##### DATA PROVIDED #####

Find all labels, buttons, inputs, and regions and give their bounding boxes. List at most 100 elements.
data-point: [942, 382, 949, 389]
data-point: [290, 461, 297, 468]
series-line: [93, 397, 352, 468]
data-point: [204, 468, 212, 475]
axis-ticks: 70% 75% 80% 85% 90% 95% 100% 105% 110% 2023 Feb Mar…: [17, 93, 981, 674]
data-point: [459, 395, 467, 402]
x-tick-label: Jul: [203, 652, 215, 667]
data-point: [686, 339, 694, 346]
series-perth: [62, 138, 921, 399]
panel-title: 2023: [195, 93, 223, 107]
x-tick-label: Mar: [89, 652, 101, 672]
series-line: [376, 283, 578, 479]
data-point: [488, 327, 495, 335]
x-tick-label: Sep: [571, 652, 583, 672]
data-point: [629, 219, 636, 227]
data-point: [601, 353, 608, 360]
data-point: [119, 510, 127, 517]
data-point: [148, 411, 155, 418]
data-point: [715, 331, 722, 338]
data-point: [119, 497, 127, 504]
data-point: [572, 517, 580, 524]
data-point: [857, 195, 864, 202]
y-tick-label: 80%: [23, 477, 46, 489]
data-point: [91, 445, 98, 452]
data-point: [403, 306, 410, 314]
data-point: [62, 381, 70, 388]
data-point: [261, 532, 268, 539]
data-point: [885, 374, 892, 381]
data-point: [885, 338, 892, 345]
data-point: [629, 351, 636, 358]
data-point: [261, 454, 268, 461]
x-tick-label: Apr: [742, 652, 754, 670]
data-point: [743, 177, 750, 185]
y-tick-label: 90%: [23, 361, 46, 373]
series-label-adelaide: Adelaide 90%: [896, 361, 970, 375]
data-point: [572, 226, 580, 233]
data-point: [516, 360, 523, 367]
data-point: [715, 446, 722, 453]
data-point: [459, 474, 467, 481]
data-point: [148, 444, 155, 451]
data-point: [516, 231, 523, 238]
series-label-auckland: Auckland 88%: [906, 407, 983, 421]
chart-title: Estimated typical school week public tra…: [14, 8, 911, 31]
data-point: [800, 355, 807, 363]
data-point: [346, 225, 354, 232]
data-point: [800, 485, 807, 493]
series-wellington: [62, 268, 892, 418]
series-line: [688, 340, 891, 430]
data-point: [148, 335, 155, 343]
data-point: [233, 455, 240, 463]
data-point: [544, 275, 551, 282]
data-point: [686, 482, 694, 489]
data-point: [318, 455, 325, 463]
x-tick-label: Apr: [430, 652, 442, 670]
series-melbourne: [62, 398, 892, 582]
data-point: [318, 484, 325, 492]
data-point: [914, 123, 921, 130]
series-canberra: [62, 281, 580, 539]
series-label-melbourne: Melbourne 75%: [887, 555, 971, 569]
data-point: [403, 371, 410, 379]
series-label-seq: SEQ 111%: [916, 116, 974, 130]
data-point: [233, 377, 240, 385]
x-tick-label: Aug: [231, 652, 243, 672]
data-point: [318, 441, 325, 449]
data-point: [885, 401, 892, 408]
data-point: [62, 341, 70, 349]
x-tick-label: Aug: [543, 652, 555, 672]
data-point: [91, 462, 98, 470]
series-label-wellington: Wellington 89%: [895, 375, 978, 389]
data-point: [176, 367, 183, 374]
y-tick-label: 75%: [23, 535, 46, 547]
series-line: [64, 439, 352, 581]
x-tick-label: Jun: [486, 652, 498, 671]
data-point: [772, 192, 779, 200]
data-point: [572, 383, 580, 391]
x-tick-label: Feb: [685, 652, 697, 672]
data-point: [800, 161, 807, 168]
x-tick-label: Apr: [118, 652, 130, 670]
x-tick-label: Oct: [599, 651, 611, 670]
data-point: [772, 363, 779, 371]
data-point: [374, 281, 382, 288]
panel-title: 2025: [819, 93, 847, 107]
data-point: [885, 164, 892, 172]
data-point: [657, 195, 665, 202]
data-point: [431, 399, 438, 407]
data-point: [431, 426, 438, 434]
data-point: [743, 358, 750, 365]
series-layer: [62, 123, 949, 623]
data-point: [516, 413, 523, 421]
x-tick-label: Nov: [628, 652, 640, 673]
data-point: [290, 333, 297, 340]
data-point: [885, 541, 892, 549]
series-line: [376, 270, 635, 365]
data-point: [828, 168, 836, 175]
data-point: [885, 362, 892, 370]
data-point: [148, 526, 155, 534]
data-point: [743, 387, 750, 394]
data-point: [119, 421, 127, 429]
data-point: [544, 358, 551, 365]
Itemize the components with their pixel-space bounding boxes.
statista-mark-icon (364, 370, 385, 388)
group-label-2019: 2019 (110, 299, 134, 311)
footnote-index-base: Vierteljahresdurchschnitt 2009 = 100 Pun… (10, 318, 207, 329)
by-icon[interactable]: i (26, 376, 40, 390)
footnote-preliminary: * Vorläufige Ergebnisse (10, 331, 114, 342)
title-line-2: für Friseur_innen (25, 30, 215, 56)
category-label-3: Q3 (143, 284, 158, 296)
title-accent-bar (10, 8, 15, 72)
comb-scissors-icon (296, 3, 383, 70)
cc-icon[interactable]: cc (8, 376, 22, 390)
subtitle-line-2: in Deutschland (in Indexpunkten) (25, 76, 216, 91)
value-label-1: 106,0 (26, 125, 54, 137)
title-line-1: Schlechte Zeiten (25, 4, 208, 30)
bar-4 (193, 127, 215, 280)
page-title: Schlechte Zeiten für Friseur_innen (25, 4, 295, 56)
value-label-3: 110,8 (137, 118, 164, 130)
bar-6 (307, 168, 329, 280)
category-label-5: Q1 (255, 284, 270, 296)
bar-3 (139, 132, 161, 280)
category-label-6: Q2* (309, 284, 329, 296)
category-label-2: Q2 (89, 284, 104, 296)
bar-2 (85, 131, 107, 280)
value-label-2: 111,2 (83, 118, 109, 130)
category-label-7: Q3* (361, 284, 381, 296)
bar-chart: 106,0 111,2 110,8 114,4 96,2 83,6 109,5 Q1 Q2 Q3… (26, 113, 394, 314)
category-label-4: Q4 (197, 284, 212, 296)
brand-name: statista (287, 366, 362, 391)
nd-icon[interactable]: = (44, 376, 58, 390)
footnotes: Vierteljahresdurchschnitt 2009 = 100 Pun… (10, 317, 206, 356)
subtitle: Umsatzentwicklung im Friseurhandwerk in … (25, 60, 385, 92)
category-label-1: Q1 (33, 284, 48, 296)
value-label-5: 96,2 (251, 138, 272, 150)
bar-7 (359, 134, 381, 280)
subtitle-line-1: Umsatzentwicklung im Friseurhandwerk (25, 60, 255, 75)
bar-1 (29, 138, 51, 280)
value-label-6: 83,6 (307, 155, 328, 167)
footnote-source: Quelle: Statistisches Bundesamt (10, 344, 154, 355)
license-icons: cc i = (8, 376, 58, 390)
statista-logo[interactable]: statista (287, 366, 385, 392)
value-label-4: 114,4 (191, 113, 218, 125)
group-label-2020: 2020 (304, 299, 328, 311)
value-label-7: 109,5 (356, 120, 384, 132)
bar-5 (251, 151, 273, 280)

#####

__STATED PROBLEM__.
Reproduce the entire listing, substituting "plot-marker" for every occurrence of "data-point" and leaving all other text unchanged.

__OUTPUT__.
Find all labels, buttons, inputs, and regions and give their bounding boxes. List at most 100 elements.
plot-marker: [942, 382, 949, 389]
plot-marker: [290, 461, 297, 468]
series-line: [93, 397, 352, 468]
plot-marker: [204, 468, 212, 475]
axis-ticks: 70% 75% 80% 85% 90% 95% 100% 105% 110% 2023 Feb Mar…: [17, 93, 981, 674]
plot-marker: [459, 395, 467, 402]
x-tick-label: Jul: [203, 652, 215, 667]
plot-marker: [686, 339, 694, 346]
series-perth: [62, 138, 921, 399]
panel-title: 2023: [195, 93, 223, 107]
x-tick-label: Mar: [89, 652, 101, 672]
series-line: [376, 283, 578, 479]
plot-marker: [488, 327, 495, 335]
x-tick-label: Sep: [571, 652, 583, 672]
plot-marker: [629, 219, 636, 227]
plot-marker: [601, 353, 608, 360]
plot-marker: [119, 510, 127, 517]
plot-marker: [148, 411, 155, 418]
plot-marker: [715, 331, 722, 338]
plot-marker: [119, 497, 127, 504]
plot-marker: [572, 517, 580, 524]
plot-marker: [857, 195, 864, 202]
y-tick-label: 80%: [23, 477, 46, 489]
plot-marker: [91, 445, 98, 452]
plot-marker: [403, 306, 410, 314]
plot-marker: [62, 381, 70, 388]
plot-marker: [261, 532, 268, 539]
plot-marker: [885, 374, 892, 381]
plot-marker: [885, 338, 892, 345]
plot-marker: [629, 351, 636, 358]
plot-marker: [261, 454, 268, 461]
x-tick-label: Apr: [742, 652, 754, 670]
plot-marker: [743, 177, 750, 185]
y-tick-label: 90%: [23, 361, 46, 373]
series-label-adelaide: Adelaide 90%: [896, 361, 970, 375]
plot-marker: [572, 226, 580, 233]
plot-marker: [516, 360, 523, 367]
plot-marker: [715, 446, 722, 453]
plot-marker: [459, 474, 467, 481]
plot-marker: [148, 444, 155, 451]
plot-marker: [516, 231, 523, 238]
series-label-auckland: Auckland 88%: [906, 407, 983, 421]
chart-title: Estimated typical school week public tra…: [14, 8, 911, 31]
plot-marker: [800, 355, 807, 363]
plot-marker: [346, 225, 354, 232]
plot-marker: [800, 485, 807, 493]
series-wellington: [62, 268, 892, 418]
series-line: [688, 340, 891, 430]
plot-marker: [148, 335, 155, 343]
plot-marker: [233, 455, 240, 463]
plot-marker: [544, 275, 551, 282]
plot-marker: [686, 482, 694, 489]
plot-marker: [318, 455, 325, 463]
x-tick-label: Apr: [430, 652, 442, 670]
series-melbourne: [62, 398, 892, 582]
plot-marker: [318, 484, 325, 492]
plot-marker: [914, 123, 921, 130]
series-canberra: [62, 281, 580, 539]
series-label-melbourne: Melbourne 75%: [887, 555, 971, 569]
plot-marker: [403, 371, 410, 379]
series-label-seq: SEQ 111%: [916, 116, 974, 130]
plot-marker: [233, 377, 240, 385]
x-tick-label: Aug: [231, 652, 243, 672]
plot-marker: [318, 441, 325, 449]
plot-marker: [885, 401, 892, 408]
plot-marker: [62, 341, 70, 349]
x-tick-label: Aug: [543, 652, 555, 672]
plot-marker: [91, 462, 98, 470]
series-label-wellington: Wellington 89%: [895, 375, 978, 389]
plot-marker: [176, 367, 183, 374]
y-tick-label: 75%: [23, 535, 46, 547]
series-line: [64, 439, 352, 581]
x-tick-label: Jun: [486, 652, 498, 671]
plot-marker: [772, 192, 779, 200]
plot-marker: [572, 383, 580, 391]
x-tick-label: Feb: [685, 652, 697, 672]
plot-marker: [800, 161, 807, 168]
x-tick-label: Apr: [118, 652, 130, 670]
x-tick-label: Oct: [599, 651, 611, 670]
plot-marker: [772, 363, 779, 371]
plot-marker: [374, 281, 382, 288]
panel-title: 2025: [819, 93, 847, 107]
plot-marker: [885, 164, 892, 172]
plot-marker: [657, 195, 665, 202]
plot-marker: [431, 399, 438, 407]
plot-marker: [431, 426, 438, 434]
plot-marker: [743, 358, 750, 365]
series-layer: [62, 123, 949, 623]
plot-marker: [516, 413, 523, 421]
x-tick-label: Nov: [628, 652, 640, 673]
plot-marker: [290, 333, 297, 340]
plot-marker: [885, 541, 892, 549]
series-line: [376, 270, 635, 365]
plot-marker: [828, 168, 836, 175]
plot-marker: [885, 362, 892, 370]
plot-marker: [148, 526, 155, 534]
plot-marker: [743, 387, 750, 394]
plot-marker: [119, 421, 127, 429]
plot-marker: [544, 358, 551, 365]
Itemize the components with their pixel-space bounding boxes.
statista-mark-icon (364, 370, 385, 388)
group-label-2019: 2019 (110, 299, 134, 311)
footnote-index-base: Vierteljahresdurchschnitt 2009 = 100 Pun… (10, 318, 207, 329)
by-icon[interactable]: i (26, 376, 40, 390)
footnote-preliminary: * Vorläufige Ergebnisse (10, 331, 114, 342)
title-line-2: für Friseur_innen (25, 30, 215, 56)
category-label-3: Q3 (143, 284, 158, 296)
title-accent-bar (10, 8, 15, 72)
comb-scissors-icon (296, 3, 383, 70)
cc-icon[interactable]: cc (8, 376, 22, 390)
subtitle-line-2: in Deutschland (in Indexpunkten) (25, 76, 216, 91)
value-label-1: 106,0 (26, 125, 54, 137)
title-line-1: Schlechte Zeiten (25, 4, 208, 30)
bar-4 (193, 127, 215, 280)
page-title: Schlechte Zeiten für Friseur_innen (25, 4, 295, 56)
value-label-3: 110,8 (137, 118, 164, 130)
bar-6 (307, 168, 329, 280)
category-label-5: Q1 (255, 284, 270, 296)
bar-3 (139, 132, 161, 280)
category-label-6: Q2* (309, 284, 329, 296)
category-label-2: Q2 (89, 284, 104, 296)
bar-2 (85, 131, 107, 280)
value-label-2: 111,2 (83, 118, 109, 130)
category-label-7: Q3* (361, 284, 381, 296)
bar-chart: 106,0 111,2 110,8 114,4 96,2 83,6 109,5 Q1 Q2 Q3… (26, 113, 394, 314)
category-label-4: Q4 (197, 284, 212, 296)
brand-name: statista (287, 366, 362, 391)
nd-icon[interactable]: = (44, 376, 58, 390)
footnotes: Vierteljahresdurchschnitt 2009 = 100 Pun… (10, 317, 206, 356)
subtitle: Umsatzentwicklung im Friseurhandwerk in … (25, 60, 385, 92)
category-label-1: Q1 (33, 284, 48, 296)
value-label-5: 96,2 (251, 138, 272, 150)
bar-7 (359, 134, 381, 280)
subtitle-line-1: Umsatzentwicklung im Friseurhandwerk (25, 60, 255, 75)
bar-1 (29, 138, 51, 280)
value-label-6: 83,6 (307, 155, 328, 167)
footnote-source: Quelle: Statistisches Bundesamt (10, 344, 154, 355)
license-icons: cc i = (8, 376, 58, 390)
statista-logo[interactable]: statista (287, 366, 385, 392)
value-label-4: 114,4 (191, 113, 218, 125)
group-label-2020: 2020 (304, 299, 328, 311)
value-label-7: 109,5 (356, 120, 384, 132)
bar-5 (251, 151, 273, 280)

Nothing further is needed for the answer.